*Provided information*.
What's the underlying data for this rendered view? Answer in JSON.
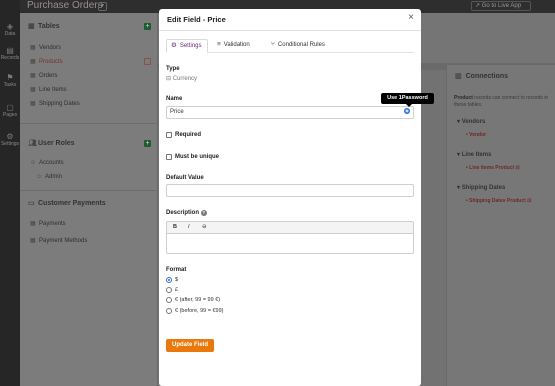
{
  "app": {
    "title": "Purchase Orders",
    "live_link": "Go to Live App",
    "rail": [
      {
        "label": "Data",
        "icon": "database-icon"
      },
      {
        "label": "Records",
        "icon": "records-icon"
      },
      {
        "label": "Tasks",
        "icon": "tasks-icon"
      },
      {
        "label": "Pages",
        "icon": "pages-icon"
      },
      {
        "label": "Settings",
        "icon": "gear-icon"
      }
    ]
  },
  "sidebar": {
    "tables_heading": "Tables",
    "tables": [
      {
        "label": "Vendors",
        "active": false
      },
      {
        "label": "Products",
        "active": true
      },
      {
        "label": "Orders",
        "active": false
      },
      {
        "label": "Line Items",
        "active": false
      },
      {
        "label": "Shipping Dates",
        "active": false
      }
    ],
    "roles_heading": "User Roles",
    "roles": [
      {
        "label": "Accounts"
      },
      {
        "label": "Admin"
      }
    ],
    "payments_heading": "Customer Payments",
    "payments": [
      {
        "label": "Payments"
      },
      {
        "label": "Payment Methods"
      }
    ]
  },
  "connections": {
    "heading": "Connections",
    "description_bold": "Product",
    "description_rest": " records can connect to records in these tables.",
    "groups": [
      {
        "label": "Vendors",
        "item": "Vendor"
      },
      {
        "label": "Line Items",
        "item": "Line Items Product"
      },
      {
        "label": "Shipping Dates",
        "item": "Shipping Dates Product"
      }
    ]
  },
  "modal": {
    "title": "Edit Field - Price",
    "close": "×",
    "tabs": [
      {
        "label": "Settings",
        "icon": "gear-icon",
        "active": true
      },
      {
        "label": "Validation",
        "icon": "checklist-icon",
        "active": false
      },
      {
        "label": "Conditional Rules",
        "icon": "branch-icon",
        "active": false
      }
    ],
    "type_label": "Type",
    "type_value": "Currency",
    "name_label": "Name",
    "name_value": "Price",
    "tooltip": "Use 1Password",
    "required_label": "Required",
    "unique_label": "Must be unique",
    "default_label": "Default Value",
    "default_value": "",
    "description_label": "Description",
    "toolbar": {
      "bold": "B",
      "italic": "I",
      "link": "⊖"
    },
    "format_label": "Format",
    "formats": [
      {
        "label": "$",
        "selected": true
      },
      {
        "label": "£",
        "selected": false
      },
      {
        "label": "€ (after, 99 = 99 €)",
        "selected": false
      },
      {
        "label": "€ (before, 99 = €99)",
        "selected": false
      }
    ],
    "submit": "Update Field"
  }
}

*Exercise description*.
Copy the data word for word. Pictures do not go in the copy.

*Complete answer*.
What's the underlying data for this rendered view? Answer in JSON.
{
  "app": {
    "title": "Purchase Orders",
    "live_link": "Go to Live App",
    "rail": [
      {
        "label": "Data",
        "icon": "database-icon"
      },
      {
        "label": "Records",
        "icon": "records-icon"
      },
      {
        "label": "Tasks",
        "icon": "tasks-icon"
      },
      {
        "label": "Pages",
        "icon": "pages-icon"
      },
      {
        "label": "Settings",
        "icon": "gear-icon"
      }
    ]
  },
  "sidebar": {
    "tables_heading": "Tables",
    "tables": [
      {
        "label": "Vendors",
        "active": false
      },
      {
        "label": "Products",
        "active": true
      },
      {
        "label": "Orders",
        "active": false
      },
      {
        "label": "Line Items",
        "active": false
      },
      {
        "label": "Shipping Dates",
        "active": false
      }
    ],
    "roles_heading": "User Roles",
    "roles": [
      {
        "label": "Accounts"
      },
      {
        "label": "Admin"
      }
    ],
    "payments_heading": "Customer Payments",
    "payments": [
      {
        "label": "Payments"
      },
      {
        "label": "Payment Methods"
      }
    ]
  },
  "connections": {
    "heading": "Connections",
    "description_bold": "Product",
    "description_rest": " records can connect to records in these tables.",
    "groups": [
      {
        "label": "Vendors",
        "item": "Vendor"
      },
      {
        "label": "Line Items",
        "item": "Line Items Product"
      },
      {
        "label": "Shipping Dates",
        "item": "Shipping Dates Product"
      }
    ]
  },
  "modal": {
    "title": "Edit Field - Price",
    "close": "×",
    "tabs": [
      {
        "label": "Settings",
        "icon": "gear-icon",
        "active": true
      },
      {
        "label": "Validation",
        "icon": "checklist-icon",
        "active": false
      },
      {
        "label": "Conditional Rules",
        "icon": "branch-icon",
        "active": false
      }
    ],
    "type_label": "Type",
    "type_value": "Currency",
    "name_label": "Name",
    "name_value": "Price",
    "tooltip": "Use 1Password",
    "required_label": "Required",
    "unique_label": "Must be unique",
    "default_label": "Default Value",
    "default_value": "",
    "description_label": "Description",
    "toolbar": {
      "bold": "B",
      "italic": "I",
      "link": "⊖"
    },
    "format_label": "Format",
    "formats": [
      {
        "label": "$",
        "selected": true
      },
      {
        "label": "£",
        "selected": false
      },
      {
        "label": "€ (after, 99 = 99 €)",
        "selected": false
      },
      {
        "label": "€ (before, 99 = €99)",
        "selected": false
      }
    ],
    "submit": "Update Field"
  }
}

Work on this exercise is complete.